▶ [PROVIDED DATA]

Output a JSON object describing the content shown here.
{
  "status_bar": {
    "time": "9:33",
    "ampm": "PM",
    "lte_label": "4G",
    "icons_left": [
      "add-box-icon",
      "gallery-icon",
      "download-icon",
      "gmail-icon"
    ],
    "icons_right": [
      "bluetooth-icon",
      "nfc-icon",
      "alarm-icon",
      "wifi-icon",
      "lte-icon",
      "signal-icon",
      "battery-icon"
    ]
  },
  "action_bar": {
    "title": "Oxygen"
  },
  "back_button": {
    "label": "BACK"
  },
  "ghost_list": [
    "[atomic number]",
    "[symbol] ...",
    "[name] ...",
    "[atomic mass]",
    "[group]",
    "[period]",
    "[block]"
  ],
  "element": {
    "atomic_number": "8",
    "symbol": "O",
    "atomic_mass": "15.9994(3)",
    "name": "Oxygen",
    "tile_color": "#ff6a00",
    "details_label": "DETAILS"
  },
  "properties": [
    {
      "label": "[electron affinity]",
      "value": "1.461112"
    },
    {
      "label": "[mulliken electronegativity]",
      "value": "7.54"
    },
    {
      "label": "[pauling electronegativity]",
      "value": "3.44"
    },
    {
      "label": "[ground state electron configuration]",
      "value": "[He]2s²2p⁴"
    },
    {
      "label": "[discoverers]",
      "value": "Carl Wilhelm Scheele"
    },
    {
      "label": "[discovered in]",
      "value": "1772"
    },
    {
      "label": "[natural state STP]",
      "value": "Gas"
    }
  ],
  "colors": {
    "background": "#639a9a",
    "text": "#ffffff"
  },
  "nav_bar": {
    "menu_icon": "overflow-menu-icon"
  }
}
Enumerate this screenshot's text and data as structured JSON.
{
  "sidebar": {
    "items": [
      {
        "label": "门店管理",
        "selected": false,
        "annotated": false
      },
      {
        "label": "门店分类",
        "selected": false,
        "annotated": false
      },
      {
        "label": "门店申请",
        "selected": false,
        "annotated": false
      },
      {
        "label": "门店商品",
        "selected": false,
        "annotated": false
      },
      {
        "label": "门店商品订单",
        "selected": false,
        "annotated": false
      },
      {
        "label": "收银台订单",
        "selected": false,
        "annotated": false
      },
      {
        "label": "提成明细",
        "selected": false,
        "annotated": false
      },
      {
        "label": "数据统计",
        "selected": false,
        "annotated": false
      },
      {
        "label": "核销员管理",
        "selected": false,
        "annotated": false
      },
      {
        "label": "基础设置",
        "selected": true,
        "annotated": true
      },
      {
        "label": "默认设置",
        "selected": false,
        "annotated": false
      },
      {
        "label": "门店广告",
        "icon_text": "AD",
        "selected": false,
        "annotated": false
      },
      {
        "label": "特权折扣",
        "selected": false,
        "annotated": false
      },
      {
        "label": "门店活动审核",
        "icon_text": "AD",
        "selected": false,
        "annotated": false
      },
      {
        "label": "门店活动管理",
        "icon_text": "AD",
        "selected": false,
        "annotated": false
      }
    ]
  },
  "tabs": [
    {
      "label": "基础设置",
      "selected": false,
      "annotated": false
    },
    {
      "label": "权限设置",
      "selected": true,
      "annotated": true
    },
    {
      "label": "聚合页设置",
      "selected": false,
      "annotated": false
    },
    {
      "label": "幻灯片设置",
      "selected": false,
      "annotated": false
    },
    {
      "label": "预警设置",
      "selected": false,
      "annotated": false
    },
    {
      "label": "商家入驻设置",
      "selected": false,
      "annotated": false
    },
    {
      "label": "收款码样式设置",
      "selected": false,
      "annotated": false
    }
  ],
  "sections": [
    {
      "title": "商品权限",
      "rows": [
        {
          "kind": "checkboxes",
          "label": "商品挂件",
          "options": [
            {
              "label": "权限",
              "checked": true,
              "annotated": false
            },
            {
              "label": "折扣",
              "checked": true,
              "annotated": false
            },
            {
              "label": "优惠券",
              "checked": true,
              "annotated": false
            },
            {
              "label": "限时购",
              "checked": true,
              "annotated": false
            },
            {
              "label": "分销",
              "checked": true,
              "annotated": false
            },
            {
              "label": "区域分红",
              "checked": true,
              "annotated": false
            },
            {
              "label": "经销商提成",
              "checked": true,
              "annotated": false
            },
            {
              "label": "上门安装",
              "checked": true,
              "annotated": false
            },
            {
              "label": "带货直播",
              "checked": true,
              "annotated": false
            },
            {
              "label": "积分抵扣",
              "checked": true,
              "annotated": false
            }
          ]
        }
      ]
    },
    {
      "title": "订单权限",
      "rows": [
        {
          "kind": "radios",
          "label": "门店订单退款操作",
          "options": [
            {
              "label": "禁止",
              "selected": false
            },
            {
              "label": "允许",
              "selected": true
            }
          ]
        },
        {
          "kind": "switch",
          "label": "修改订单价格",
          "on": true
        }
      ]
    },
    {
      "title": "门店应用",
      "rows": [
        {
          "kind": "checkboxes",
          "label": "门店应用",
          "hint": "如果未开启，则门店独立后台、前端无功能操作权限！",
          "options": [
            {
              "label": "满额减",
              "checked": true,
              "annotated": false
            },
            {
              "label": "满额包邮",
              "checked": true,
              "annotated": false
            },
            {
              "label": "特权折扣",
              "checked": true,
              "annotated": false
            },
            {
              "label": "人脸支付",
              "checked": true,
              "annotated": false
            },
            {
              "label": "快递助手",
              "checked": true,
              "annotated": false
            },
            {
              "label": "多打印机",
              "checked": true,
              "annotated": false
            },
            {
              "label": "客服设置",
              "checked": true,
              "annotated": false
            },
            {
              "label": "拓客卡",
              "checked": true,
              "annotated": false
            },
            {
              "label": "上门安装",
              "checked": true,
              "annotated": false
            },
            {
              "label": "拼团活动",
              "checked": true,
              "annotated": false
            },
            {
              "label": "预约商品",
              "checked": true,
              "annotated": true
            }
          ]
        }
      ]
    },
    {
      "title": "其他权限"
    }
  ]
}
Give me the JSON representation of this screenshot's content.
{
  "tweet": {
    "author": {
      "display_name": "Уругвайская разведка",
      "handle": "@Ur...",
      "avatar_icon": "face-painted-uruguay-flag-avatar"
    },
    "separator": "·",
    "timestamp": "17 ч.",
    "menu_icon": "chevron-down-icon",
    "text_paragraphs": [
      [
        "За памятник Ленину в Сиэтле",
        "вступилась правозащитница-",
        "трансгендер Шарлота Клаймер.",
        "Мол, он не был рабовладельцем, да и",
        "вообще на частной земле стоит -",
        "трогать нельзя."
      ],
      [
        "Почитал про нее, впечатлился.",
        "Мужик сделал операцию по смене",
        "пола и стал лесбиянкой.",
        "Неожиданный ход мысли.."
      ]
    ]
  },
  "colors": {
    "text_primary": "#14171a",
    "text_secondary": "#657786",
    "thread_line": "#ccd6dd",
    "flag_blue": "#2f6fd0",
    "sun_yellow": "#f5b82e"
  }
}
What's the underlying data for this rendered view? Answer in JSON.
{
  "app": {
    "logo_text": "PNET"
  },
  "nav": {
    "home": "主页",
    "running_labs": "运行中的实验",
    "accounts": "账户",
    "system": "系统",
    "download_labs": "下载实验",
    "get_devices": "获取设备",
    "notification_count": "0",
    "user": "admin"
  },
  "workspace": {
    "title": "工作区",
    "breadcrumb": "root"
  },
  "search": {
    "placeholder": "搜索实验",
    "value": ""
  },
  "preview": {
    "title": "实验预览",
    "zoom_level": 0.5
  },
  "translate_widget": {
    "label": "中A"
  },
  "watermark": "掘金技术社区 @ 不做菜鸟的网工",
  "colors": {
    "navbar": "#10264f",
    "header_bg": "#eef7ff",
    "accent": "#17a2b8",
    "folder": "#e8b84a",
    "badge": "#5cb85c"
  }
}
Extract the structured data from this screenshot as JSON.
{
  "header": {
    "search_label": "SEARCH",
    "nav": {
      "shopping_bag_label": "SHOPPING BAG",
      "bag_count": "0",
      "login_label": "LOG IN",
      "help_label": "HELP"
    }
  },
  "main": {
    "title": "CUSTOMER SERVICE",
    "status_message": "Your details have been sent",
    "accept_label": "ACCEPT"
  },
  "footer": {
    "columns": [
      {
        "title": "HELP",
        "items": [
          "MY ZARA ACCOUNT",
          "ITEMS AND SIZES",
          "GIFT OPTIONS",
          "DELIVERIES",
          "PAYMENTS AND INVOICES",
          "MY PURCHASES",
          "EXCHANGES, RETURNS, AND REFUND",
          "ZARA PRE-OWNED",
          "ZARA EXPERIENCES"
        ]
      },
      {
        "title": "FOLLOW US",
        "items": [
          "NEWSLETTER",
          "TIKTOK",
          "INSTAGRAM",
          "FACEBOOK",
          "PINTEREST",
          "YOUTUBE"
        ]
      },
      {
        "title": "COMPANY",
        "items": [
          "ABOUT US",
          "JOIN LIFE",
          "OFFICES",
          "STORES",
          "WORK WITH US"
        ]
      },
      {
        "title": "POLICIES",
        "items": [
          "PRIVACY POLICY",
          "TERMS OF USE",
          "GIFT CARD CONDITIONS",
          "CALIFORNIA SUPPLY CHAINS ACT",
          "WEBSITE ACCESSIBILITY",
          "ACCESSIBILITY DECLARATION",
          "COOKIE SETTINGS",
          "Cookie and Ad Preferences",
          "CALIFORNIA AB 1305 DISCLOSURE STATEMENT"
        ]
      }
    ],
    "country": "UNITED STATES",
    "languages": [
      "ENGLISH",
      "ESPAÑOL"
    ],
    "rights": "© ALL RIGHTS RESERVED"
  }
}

▶ [THE EXERCISE]
Extract each line from the listing that holds the word "ZARA".

▶ [RESULT]
          "MY ZARA ACCOUNT",
          "ZARA PRE-OWNED",
          "ZARA EXPERIENCES"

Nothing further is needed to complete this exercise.